* start Rows *

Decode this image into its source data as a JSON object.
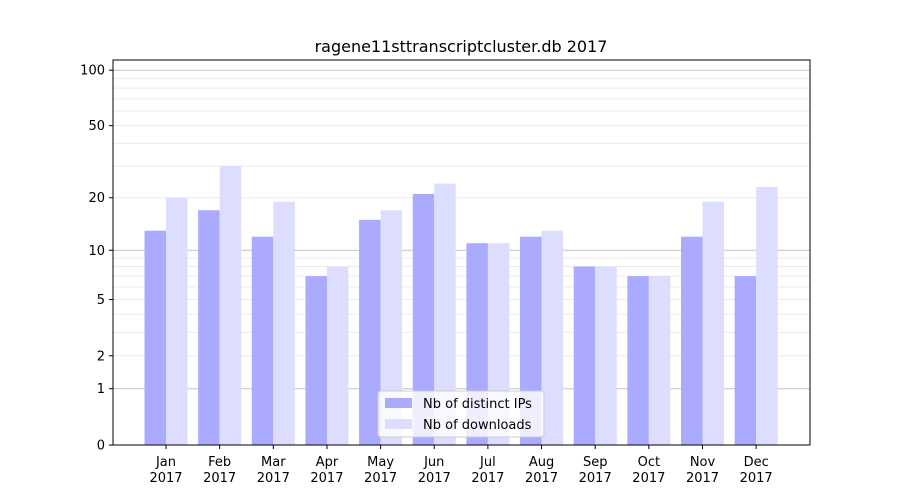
{
  "chart_data": {
    "type": "bar",
    "title": "ragene11sttranscriptcluster.db 2017",
    "xlabel": "",
    "ylabel": "",
    "yscale": "symlog",
    "ylim": [
      0,
      114
    ],
    "yticks": [
      0,
      1,
      2,
      5,
      10,
      20,
      50,
      100
    ],
    "grid": true,
    "legend_placement": "lower center",
    "categories": [
      "Jan\n2017",
      "Feb\n2017",
      "Mar\n2017",
      "Apr\n2017",
      "May\n2017",
      "Jun\n2017",
      "Jul\n2017",
      "Aug\n2017",
      "Sep\n2017",
      "Oct\n2017",
      "Nov\n2017",
      "Dec\n2017"
    ],
    "series": [
      {
        "name": "Nb of distinct IPs",
        "color": "#aaaaff",
        "values": [
          13,
          17,
          12,
          7,
          15,
          21,
          11,
          12,
          8,
          7,
          12,
          7
        ]
      },
      {
        "name": "Nb of downloads",
        "color": "#ddddff",
        "values": [
          20,
          30,
          19,
          8,
          17,
          24,
          11,
          13,
          8,
          7,
          19,
          23
        ]
      }
    ]
  }
}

* end Rows *

Every line of text is to be repeated exactly; pictures are left out.

§ Correct response:
Decode this image into its source data as a JSON object.
{
  "chart_data": {
    "type": "bar",
    "title": "ragene11sttranscriptcluster.db 2017",
    "xlabel": "",
    "ylabel": "",
    "yscale": "symlog",
    "ylim": [
      0,
      114
    ],
    "yticks": [
      0,
      1,
      2,
      5,
      10,
      20,
      50,
      100
    ],
    "grid": true,
    "legend_placement": "lower center",
    "categories": [
      "Jan\n2017",
      "Feb\n2017",
      "Mar\n2017",
      "Apr\n2017",
      "May\n2017",
      "Jun\n2017",
      "Jul\n2017",
      "Aug\n2017",
      "Sep\n2017",
      "Oct\n2017",
      "Nov\n2017",
      "Dec\n2017"
    ],
    "series": [
      {
        "name": "Nb of distinct IPs",
        "color": "#aaaaff",
        "values": [
          13,
          17,
          12,
          7,
          15,
          21,
          11,
          12,
          8,
          7,
          12,
          7
        ]
      },
      {
        "name": "Nb of downloads",
        "color": "#ddddff",
        "values": [
          20,
          30,
          19,
          8,
          17,
          24,
          11,
          13,
          8,
          7,
          19,
          23
        ]
      }
    ]
  }
}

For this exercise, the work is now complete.